Given problem.
Copy each line of the material below that includes the string "this".
◆ ◆ ◆ ◆ ◆ ◆ ◆
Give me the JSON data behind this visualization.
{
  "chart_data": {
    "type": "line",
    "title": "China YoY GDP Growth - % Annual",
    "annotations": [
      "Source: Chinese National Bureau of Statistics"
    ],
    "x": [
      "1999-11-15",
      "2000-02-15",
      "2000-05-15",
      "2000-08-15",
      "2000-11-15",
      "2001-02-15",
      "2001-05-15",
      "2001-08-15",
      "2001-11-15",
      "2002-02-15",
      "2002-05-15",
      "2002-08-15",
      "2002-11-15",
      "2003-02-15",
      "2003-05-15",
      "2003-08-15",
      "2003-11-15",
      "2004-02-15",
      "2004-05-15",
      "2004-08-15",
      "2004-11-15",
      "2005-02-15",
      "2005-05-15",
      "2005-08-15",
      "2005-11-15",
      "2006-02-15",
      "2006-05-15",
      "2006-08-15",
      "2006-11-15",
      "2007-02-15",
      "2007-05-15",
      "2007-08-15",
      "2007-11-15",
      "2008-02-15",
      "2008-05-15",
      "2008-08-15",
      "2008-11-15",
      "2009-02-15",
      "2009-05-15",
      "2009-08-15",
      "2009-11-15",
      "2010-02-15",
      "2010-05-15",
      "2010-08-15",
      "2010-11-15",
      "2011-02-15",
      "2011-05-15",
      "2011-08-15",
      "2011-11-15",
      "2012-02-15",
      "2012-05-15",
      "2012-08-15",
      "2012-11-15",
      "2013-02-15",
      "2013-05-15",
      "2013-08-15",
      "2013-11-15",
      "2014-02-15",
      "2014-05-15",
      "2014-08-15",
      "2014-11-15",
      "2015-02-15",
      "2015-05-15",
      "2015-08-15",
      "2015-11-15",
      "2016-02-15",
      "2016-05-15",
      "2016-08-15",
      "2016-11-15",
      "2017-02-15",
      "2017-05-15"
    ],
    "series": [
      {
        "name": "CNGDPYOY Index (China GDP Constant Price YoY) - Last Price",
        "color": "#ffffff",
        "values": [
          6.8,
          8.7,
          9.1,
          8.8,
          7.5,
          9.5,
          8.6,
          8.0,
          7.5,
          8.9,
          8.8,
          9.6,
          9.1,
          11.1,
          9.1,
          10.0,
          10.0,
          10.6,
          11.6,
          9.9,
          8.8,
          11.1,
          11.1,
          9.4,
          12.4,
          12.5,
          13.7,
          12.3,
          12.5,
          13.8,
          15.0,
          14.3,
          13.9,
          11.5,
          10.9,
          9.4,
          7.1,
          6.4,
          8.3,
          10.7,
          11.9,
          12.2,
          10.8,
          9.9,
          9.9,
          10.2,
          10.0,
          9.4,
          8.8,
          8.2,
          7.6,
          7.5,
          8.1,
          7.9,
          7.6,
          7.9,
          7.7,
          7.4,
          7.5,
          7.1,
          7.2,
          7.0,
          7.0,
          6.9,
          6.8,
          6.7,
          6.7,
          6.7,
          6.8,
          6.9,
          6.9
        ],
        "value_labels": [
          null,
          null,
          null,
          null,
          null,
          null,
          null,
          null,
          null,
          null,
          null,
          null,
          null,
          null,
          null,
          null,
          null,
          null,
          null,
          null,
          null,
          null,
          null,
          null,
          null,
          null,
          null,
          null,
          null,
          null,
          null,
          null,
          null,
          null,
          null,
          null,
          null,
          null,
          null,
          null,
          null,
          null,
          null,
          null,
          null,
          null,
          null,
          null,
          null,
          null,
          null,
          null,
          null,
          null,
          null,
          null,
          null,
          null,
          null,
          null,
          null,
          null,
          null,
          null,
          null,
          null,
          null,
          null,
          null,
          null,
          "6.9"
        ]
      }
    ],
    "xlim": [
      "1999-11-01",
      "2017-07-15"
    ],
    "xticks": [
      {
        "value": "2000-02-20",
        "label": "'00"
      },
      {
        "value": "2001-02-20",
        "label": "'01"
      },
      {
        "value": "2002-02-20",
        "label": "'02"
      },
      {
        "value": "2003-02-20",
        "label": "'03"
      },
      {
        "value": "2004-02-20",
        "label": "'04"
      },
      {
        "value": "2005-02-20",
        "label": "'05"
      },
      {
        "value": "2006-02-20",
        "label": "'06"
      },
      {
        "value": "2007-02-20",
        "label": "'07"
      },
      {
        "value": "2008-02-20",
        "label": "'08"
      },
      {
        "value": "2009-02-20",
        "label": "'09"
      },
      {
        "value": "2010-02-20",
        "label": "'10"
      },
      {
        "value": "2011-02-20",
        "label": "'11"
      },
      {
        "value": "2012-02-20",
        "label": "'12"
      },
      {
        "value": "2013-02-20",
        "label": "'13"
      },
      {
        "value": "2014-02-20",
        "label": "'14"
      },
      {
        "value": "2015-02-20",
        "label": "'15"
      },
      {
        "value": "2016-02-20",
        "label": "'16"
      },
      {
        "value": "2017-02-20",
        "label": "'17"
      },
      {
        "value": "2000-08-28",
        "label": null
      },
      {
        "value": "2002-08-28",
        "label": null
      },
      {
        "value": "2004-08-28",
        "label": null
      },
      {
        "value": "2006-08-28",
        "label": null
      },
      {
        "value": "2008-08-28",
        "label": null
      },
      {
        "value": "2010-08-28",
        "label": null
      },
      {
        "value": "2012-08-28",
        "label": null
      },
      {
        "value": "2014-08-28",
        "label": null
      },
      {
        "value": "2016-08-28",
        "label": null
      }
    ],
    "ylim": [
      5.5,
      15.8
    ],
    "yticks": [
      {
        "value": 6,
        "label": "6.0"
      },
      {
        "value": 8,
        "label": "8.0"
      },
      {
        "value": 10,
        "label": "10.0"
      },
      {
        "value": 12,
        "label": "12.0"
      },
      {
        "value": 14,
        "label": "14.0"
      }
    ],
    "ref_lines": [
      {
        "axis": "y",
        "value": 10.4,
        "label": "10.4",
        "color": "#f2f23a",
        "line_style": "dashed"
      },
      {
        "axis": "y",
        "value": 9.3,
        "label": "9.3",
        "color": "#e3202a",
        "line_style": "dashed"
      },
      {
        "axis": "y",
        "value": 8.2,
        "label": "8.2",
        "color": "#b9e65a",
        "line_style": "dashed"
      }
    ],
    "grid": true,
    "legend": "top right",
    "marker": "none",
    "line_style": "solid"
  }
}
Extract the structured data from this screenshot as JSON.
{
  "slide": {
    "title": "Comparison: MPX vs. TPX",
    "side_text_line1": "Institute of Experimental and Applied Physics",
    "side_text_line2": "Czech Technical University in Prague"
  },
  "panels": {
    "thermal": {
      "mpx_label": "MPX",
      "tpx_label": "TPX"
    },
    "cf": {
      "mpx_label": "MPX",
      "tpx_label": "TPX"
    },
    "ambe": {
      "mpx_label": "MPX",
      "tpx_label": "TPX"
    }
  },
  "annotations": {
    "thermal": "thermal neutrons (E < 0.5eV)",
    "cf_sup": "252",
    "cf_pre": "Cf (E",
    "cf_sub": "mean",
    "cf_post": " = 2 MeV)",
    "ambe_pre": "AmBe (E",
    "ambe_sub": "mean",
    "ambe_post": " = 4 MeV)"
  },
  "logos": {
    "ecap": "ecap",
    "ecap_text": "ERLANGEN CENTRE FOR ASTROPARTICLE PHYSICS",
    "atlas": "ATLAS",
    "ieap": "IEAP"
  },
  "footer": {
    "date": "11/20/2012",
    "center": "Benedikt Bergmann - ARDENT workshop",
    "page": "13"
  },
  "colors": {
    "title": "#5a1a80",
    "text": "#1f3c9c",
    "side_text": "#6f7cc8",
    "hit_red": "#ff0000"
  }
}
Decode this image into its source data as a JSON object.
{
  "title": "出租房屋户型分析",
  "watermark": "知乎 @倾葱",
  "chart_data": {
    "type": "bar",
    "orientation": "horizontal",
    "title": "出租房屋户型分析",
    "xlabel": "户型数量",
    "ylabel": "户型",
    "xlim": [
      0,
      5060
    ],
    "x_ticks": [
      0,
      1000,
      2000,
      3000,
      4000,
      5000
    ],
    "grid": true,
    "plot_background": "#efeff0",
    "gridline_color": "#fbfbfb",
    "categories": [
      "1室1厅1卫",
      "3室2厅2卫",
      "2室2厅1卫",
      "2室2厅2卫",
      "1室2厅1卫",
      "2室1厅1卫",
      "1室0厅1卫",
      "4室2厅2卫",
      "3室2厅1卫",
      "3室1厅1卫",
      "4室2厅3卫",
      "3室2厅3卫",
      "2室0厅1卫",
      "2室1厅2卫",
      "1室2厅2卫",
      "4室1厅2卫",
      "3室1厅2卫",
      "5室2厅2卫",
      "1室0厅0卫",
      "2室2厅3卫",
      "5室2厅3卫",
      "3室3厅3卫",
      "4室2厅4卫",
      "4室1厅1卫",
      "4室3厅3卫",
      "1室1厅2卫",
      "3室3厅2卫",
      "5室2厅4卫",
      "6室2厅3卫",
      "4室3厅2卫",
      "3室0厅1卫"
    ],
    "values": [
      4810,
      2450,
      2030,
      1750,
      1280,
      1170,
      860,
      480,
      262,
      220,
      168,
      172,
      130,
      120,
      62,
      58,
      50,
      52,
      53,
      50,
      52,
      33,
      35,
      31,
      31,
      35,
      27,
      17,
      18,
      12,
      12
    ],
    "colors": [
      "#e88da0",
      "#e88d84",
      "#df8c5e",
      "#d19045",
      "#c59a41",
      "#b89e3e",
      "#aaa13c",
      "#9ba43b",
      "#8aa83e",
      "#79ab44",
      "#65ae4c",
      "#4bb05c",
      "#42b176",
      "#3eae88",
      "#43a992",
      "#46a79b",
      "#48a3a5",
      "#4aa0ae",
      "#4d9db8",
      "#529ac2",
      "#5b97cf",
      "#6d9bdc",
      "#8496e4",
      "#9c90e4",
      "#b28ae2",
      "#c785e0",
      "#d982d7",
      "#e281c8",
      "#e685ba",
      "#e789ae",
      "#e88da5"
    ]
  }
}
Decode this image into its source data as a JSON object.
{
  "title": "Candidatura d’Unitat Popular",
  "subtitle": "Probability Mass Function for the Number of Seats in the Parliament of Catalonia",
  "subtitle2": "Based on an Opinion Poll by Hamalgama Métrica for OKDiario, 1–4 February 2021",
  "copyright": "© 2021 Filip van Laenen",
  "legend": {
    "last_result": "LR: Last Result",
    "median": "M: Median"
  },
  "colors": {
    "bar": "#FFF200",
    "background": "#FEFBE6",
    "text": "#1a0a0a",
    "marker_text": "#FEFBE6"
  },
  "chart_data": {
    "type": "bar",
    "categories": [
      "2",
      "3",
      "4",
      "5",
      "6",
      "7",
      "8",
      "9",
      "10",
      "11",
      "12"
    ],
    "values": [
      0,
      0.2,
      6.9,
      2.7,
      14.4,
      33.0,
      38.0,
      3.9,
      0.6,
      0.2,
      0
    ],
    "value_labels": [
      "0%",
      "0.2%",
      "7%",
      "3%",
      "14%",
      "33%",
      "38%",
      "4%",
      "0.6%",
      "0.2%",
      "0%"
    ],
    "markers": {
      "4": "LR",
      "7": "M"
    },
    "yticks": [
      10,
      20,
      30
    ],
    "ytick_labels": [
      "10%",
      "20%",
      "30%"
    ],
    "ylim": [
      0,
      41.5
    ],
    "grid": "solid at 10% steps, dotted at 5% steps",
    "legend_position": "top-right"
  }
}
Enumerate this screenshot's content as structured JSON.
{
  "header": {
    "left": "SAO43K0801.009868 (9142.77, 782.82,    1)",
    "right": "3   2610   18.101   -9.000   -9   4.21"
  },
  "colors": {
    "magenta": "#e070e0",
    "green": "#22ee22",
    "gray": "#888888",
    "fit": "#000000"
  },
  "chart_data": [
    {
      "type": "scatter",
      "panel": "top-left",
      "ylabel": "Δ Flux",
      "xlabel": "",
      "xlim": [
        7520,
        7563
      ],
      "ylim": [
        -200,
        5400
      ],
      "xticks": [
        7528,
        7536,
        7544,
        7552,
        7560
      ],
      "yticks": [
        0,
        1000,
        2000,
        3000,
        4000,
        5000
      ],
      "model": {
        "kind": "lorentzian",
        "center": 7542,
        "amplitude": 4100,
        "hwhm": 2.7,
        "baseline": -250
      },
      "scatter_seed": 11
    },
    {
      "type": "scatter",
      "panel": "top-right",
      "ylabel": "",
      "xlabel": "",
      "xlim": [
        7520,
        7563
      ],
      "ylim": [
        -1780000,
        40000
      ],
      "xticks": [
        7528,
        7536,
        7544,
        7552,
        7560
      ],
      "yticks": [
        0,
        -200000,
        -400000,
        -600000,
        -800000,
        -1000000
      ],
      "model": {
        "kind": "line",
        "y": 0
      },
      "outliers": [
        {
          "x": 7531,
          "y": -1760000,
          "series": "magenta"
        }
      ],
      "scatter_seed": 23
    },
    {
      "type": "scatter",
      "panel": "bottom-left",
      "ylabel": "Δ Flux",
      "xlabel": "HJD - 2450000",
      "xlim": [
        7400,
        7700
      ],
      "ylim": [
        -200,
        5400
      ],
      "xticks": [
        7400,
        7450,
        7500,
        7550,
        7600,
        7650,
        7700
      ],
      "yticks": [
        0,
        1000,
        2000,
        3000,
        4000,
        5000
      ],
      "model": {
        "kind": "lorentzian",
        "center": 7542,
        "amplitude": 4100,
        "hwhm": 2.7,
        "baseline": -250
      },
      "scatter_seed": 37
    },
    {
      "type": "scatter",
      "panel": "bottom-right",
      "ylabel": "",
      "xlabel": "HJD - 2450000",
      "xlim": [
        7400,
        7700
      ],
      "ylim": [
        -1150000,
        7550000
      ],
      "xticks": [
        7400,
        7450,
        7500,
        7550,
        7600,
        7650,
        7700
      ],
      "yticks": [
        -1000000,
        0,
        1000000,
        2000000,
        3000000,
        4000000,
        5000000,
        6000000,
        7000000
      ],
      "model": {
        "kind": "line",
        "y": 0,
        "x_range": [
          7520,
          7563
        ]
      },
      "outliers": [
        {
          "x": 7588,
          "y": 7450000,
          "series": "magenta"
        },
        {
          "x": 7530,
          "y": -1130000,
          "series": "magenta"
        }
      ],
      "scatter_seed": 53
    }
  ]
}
◆ ◆ ◆ ◆ ◆ ◆ ◆
Written response.
Give me the JSON data behind this visualization.
Extract the structured data from this screenshot as JSON.
Decode this image into its source data as a JSON object.
Decode this image into its source data as a JSON object.
Enumerate this screenshot's content as structured JSON.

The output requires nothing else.